• _What you are asked to do_
Reproduce verbatim the final portion of the material below, from the line containing "Give me the" through its last line, and nothing else.

--- Supplied information ---

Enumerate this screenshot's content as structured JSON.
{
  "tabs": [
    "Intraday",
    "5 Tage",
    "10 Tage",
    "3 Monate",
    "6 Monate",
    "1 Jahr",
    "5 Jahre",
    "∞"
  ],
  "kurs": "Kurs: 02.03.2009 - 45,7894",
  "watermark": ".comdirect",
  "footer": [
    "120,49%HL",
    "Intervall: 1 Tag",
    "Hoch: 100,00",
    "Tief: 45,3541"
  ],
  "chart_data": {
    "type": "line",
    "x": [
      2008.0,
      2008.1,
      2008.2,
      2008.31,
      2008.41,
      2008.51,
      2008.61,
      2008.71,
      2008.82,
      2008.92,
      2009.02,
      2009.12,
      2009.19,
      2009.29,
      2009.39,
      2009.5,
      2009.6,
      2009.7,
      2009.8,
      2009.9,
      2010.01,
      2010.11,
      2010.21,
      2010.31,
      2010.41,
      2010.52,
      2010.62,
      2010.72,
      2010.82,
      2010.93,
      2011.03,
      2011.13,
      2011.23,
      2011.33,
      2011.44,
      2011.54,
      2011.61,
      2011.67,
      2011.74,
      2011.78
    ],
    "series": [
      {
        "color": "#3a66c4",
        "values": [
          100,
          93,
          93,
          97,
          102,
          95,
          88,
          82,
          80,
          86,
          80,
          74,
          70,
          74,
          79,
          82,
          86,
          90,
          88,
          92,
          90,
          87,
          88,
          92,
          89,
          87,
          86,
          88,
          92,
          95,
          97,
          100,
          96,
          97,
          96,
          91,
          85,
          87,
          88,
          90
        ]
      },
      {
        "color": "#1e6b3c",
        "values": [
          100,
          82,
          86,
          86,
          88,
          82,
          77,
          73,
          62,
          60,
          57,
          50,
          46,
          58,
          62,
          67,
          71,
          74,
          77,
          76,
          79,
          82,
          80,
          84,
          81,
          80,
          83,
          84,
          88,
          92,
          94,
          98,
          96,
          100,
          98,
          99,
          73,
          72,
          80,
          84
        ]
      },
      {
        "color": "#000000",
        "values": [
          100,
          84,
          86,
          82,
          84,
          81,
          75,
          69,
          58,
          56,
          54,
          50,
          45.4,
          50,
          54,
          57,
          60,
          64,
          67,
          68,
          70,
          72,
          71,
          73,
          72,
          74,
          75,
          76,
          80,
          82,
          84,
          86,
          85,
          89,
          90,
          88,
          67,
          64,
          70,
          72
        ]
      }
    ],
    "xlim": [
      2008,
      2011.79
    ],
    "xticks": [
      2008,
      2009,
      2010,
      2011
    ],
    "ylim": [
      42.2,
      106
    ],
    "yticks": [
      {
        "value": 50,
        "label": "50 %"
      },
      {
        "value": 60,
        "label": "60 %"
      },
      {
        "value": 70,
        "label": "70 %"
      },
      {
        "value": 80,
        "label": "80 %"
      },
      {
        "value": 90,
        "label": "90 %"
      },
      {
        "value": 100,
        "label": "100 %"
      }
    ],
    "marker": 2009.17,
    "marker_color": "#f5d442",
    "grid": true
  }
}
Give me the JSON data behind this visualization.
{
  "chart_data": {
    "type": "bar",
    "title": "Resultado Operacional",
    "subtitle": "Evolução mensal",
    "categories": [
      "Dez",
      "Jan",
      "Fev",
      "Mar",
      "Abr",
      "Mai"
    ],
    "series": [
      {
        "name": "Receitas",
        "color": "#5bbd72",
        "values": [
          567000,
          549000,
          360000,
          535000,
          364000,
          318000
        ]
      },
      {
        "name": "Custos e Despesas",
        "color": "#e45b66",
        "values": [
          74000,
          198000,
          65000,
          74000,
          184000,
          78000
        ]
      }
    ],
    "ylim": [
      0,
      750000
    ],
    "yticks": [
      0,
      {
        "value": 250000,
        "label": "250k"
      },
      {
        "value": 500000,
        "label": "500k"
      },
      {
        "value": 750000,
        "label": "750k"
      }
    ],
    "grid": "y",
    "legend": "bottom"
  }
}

---

• _Solution for this task_
Give me the JSON data behind this visualization.
{
  "chart_data": {
    "type": "bar",
    "title": "Resultado Operacional",
    "subtitle": "Evolução mensal",
    "categories": [
      "Dez",
      "Jan",
      "Fev",
      "Mar",
      "Abr",
      "Mai"
    ],
    "series": [
      {
        "name": "Receitas",
        "color": "#5bbd72",
        "values": [
          567000,
          549000,
          360000,
          535000,
          364000,
          318000
        ]
      },
      {
        "name": "Custos e Despesas",
        "color": "#e45b66",
        "values": [
          74000,
          198000,
          65000,
          74000,
          184000,
          78000
        ]
      }
    ],
    "ylim": [
      0,
      750000
    ],
    "yticks": [
      0,
      {
        "value": 250000,
        "label": "250k"
      },
      {
        "value": 500000,
        "label": "500k"
      },
      {
        "value": 750000,
        "label": "750k"
      }
    ],
    "grid": "y",
    "legend": "bottom"
  }
}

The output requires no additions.